━━━━━ RECORDED DATA

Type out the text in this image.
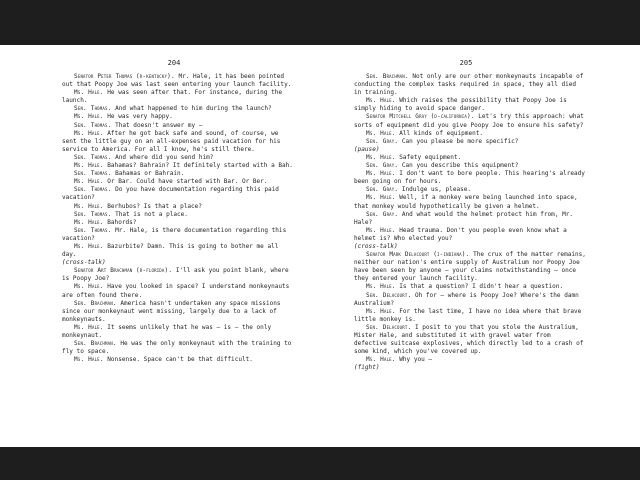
204

Senator Peter Thomas (r-kentucky). Mr. Hale, it has been pointed out that Poopy Joe was last seen entering your launch facility.

Ms. Hale. He was seen after that. For instance, during the launch.

Sen. Thomas. And what happened to him during the launch?

Ms. Hale. He was very happy.

Sen. Thomas. That doesn't answer my –

Ms. Hale. After he got back safe and sound, of course, we sent the little guy on an all-expenses paid vacation for his service to America. For all I know, he's still there.

Sen. Thomas. And where did you send him?

Ms. Hale. Bahamas? Bahrain? It definitely started with a Bah.

Sen. Thomas. Bahamas or Bahrain.

Ms. Hale. Or Bar. Could have started with Bar. Or Ber.

Sen. Thomas. Do you have documentation regarding this paid vacation?

Ms. Hale. Berhubos? Is that a place?

Sen. Thomas. That is not a place.

Ms. Hale. Bahords?

Sen. Thomas. Mr. Hale, is there documentation regarding this vacation?

Ms. Hale. Bazurbite? Damn. This is going to bother me all day.

(cross-talk)

Senator Art Brachman (r-florida). I'll ask you point blank, where is Poopy Joe?

Ms. Hale. Have you looked in space? I understand monkeynauts are often found there.

Sen. Brachman. America hasn't undertaken any space missions since our monkeynaut went missing, largely due to a lack of monkeynauts.

Ms. Hale. It seems unlikely that he was – is – the only monkeynaut.

Sen. Brachman. He was the only monkeynaut with the training to fly to space.

Ms. Hale. Nonsense. Space can't be that difficult.

205

Sen. Brachman. Not only are our other monkeynauts incapable of conducting the complex tasks required in space, they all died in training.

Ms. Hale. Which raises the possibility that Poopy Joe is simply hiding to avoid space danger.

Senator Mitchell Gray (d-california). Let's try this approach: what sorts of equipment did you give Poopy Joe to ensure his safety?

Ms. Hale. All kinds of equipment.

Sen. Gray. Can you please be more specific?

(pause)

Ms. Hale. Safety equipment.

Sen. Gray. Can you describe this equipment?

Ms. Hale. I don't want to bore people. This hearing's already been going on for hours.

Sen. Gray. Indulge us, please.

Ms. Hale. Well, if a monkey were being launched into space, that monkey would hypothetically be given a helmet.

Sen. Gray. And what would the helmet protect him from, Mr. Hale?

Ms. Hale. Head trauma. Don't you people even know what a helmet is? Who elected you?

(cross-talk)

Senator Mark Delacourt (i-indiana). The crux of the matter remains, neither our nation's entire supply of Australium nor Poopy Joe have been seen by anyone – your claims notwithstanding – once they entered your launch facility.

Ms. Hale. Is that a question? I didn't hear a question.

Sen. Delacourt. Oh for – where is Poopy Joe? Where's the damn Australium?

Ms. Hale. For the last time, I have no idea where that brave little monkey is.

Sen. Delacourt. I posit to you that you stole the Australium, Mister Hale, and substituted it with gravel water from defective suitcase explosives, which directly led to a crash of some kind, which you've covered up.

Ms. Hale. Why you –

(fight)
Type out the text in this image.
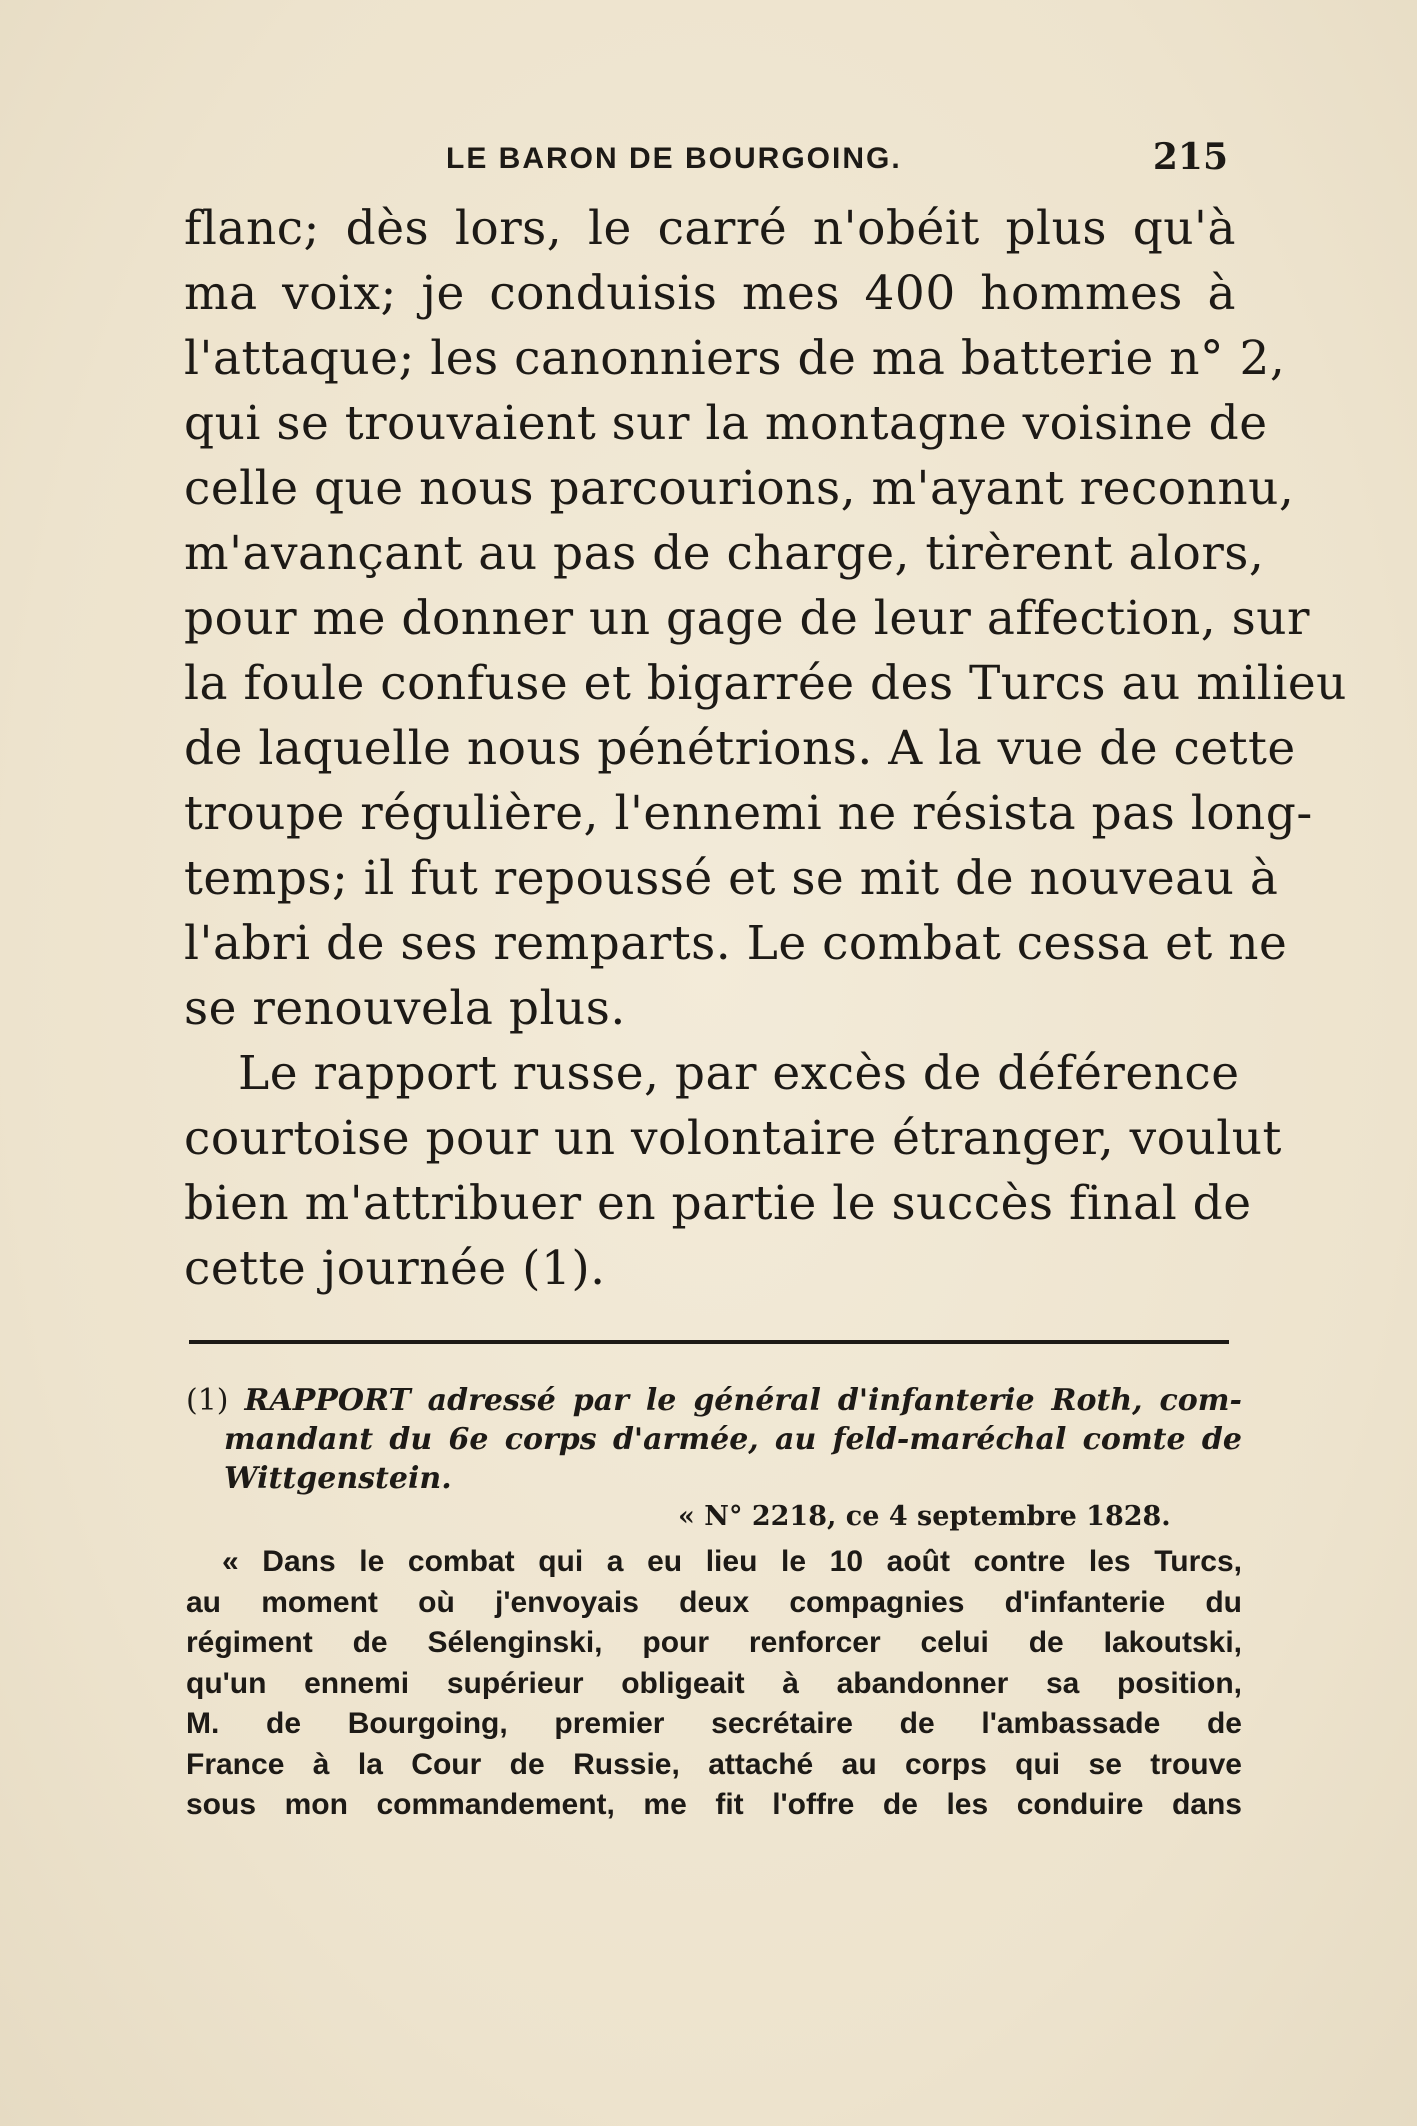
LE BARON DE BOURGOING.	215
flanc; dès lors, le carré n'obéit plus qu'à
ma voix; je conduisis mes 400 hommes à
l'attaque; les canonniers de ma batterie n° 2,
qui se trouvaient sur la montagne voisine de
celle que nous parcourions, m'ayant reconnu,
m'avançant au pas de charge, tirèrent alors,
pour me donner un gage de leur affection, sur
la foule confuse et bigarrée des Turcs au milieu
de laquelle nous pénétrions. A la vue de cette
troupe régulière, l'ennemi ne résista pas long-
temps; il fut repoussé et se mit de nouveau à
l'abri de ses remparts. Le combat cessa et ne
se renouvela plus.
Le rapport russe, par excès de déférence
courtoise pour un volontaire étranger, voulut
bien m'attribuer en partie le succès final de
cette journée (1).
(1) RAPPORT adressé par le général d'infanterie Roth, com-
mandant du 6e corps d'armée, au feld-maréchal comte de
Wittgenstein.
« N° 2218, ce 4 septembre 1828.
« Dans le combat qui a eu lieu le 10 août contre les Turcs,
au moment où j'envoyais deux compagnies d'infanterie du
régiment de Sélenginski, pour renforcer celui de Iakoutski,
qu'un ennemi supérieur obligeait à abandonner sa position,
M. de Bourgoing, premier secrétaire de l'ambassade de
France à la Cour de Russie, attaché au corps qui se trouve
sous mon commandement, me fit l'offre de les conduire dans
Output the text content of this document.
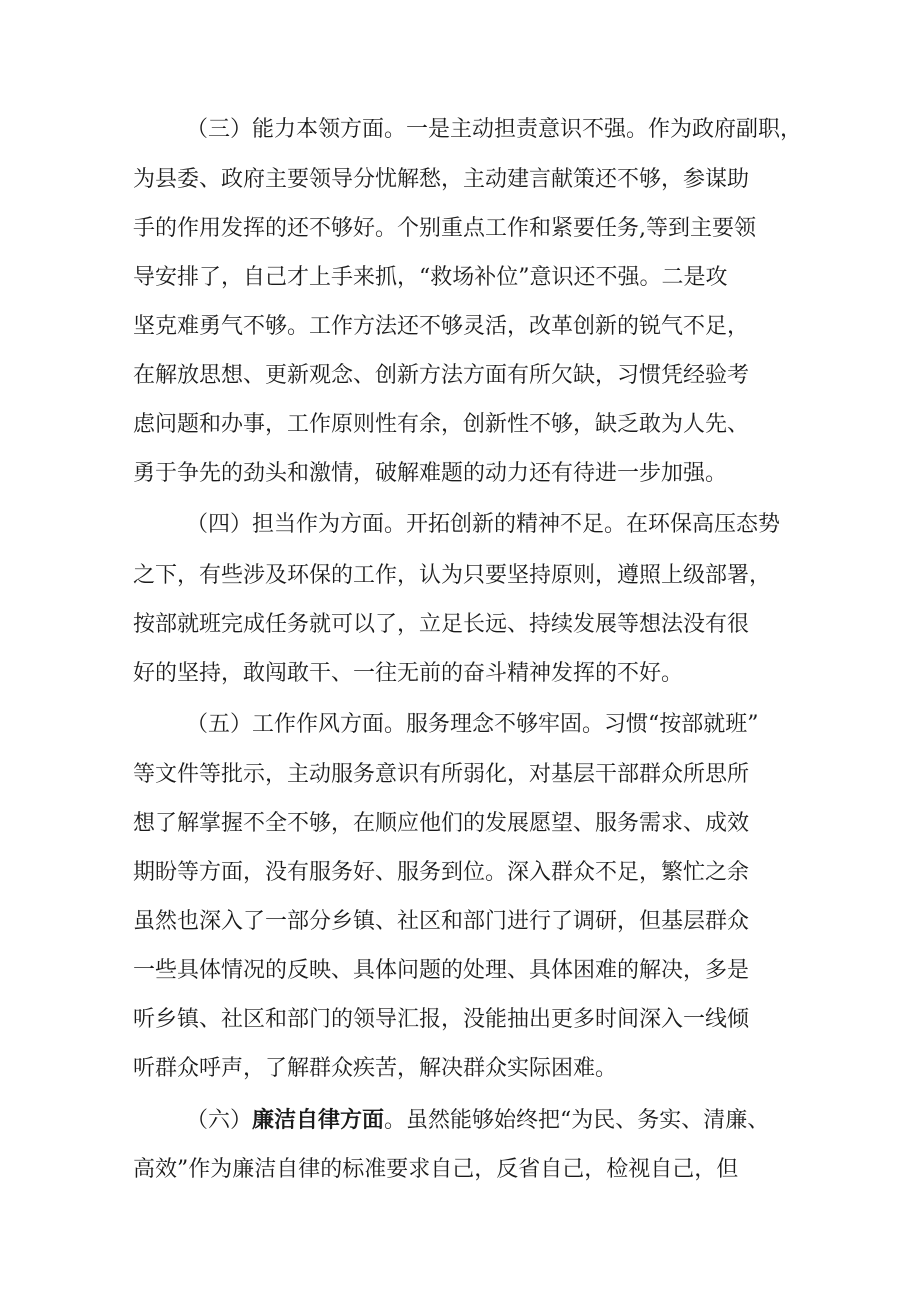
（三）能力本领方面。一是主动担责意识不强。作为政府副职，
为县委、政府主要领导分忧解愁，主动建言献策还不够，参谋助
手的作用发挥的还不够好。个别重点工作和紧要任务,等到主要领
导安排了，自己才上手来抓，“救场补位”意识还不强。二是攻
坚克难勇气不够。工作方法还不够灵活，改革创新的锐气不足，
在解放思想、更新观念、创新方法方面有所欠缺，习惯凭经验考
虑问题和办事，工作原则性有余，创新性不够，缺乏敢为人先、
勇于争先的劲头和激情，破解难题的动力还有待进一步加强。
（四）担当作为方面。开拓创新的精神不足。在环保高压态势
之下，有些涉及环保的工作，认为只要坚持原则，遵照上级部署，
按部就班完成任务就可以了，立足长远、持续发展等想法没有很
好的坚持，敢闯敢干、一往无前的奋斗精神发挥的不好。
（五）工作作风方面。服务理念不够牢固。习惯“按部就班”
等文件等批示，主动服务意识有所弱化，对基层干部群众所思所
想了解掌握不全不够，在顺应他们的发展愿望、服务需求、成效
期盼等方面，没有服务好、服务到位。深入群众不足，繁忙之余
虽然也深入了一部分乡镇、社区和部门进行了调研，但基层群众
一些具体情况的反映、具体问题的处理、具体困难的解决，多是
听乡镇、社区和部门的领导汇报，没能抽出更多时间深入一线倾
听群众呼声，了解群众疾苦，解决群众实际困难。
（六）廉洁自律方面。虽然能够始终把“为民、务实、清廉、
高效”作为廉洁自律的标准要求自己，反省自己，检视自己，但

━━━━━━━━━━

- **EXERCISE**: Find the line with "Output the text content of this document." in the listing and extract it and all lines after it through the end, exactly, without the pictures.

- **ANSWER TO THE EXERCISE**:
Output the text content of this document.
（三）能力本领方面。一是主动担责意识不强。作为政府副职，
为县委、政府主要领导分忧解愁，主动建言献策还不够，参谋助
手的作用发挥的还不够好。个别重点工作和紧要任务,等到主要领
导安排了，自己才上手来抓，“救场补位”意识还不强。二是攻
坚克难勇气不够。工作方法还不够灵活，改革创新的锐气不足，
在解放思想、更新观念、创新方法方面有所欠缺，习惯凭经验考
虑问题和办事，工作原则性有余，创新性不够，缺乏敢为人先、
勇于争先的劲头和激情，破解难题的动力还有待进一步加强。
（四）担当作为方面。开拓创新的精神不足。在环保高压态势
之下，有些涉及环保的工作，认为只要坚持原则，遵照上级部署，
按部就班完成任务就可以了，立足长远、持续发展等想法没有很
好的坚持，敢闯敢干、一往无前的奋斗精神发挥的不好。
（五）工作作风方面。服务理念不够牢固。习惯“按部就班”
等文件等批示，主动服务意识有所弱化，对基层干部群众所思所
想了解掌握不全不够，在顺应他们的发展愿望、服务需求、成效
期盼等方面，没有服务好、服务到位。深入群众不足，繁忙之余
虽然也深入了一部分乡镇、社区和部门进行了调研，但基层群众
一些具体情况的反映、具体问题的处理、具体困难的解决，多是
听乡镇、社区和部门的领导汇报，没能抽出更多时间深入一线倾
听群众呼声，了解群众疾苦，解决群众实际困难。
（六）廉洁自律方面。虽然能够始终把“为民、务实、清廉、
高效”作为廉洁自律的标准要求自己，反省自己，检视自己，但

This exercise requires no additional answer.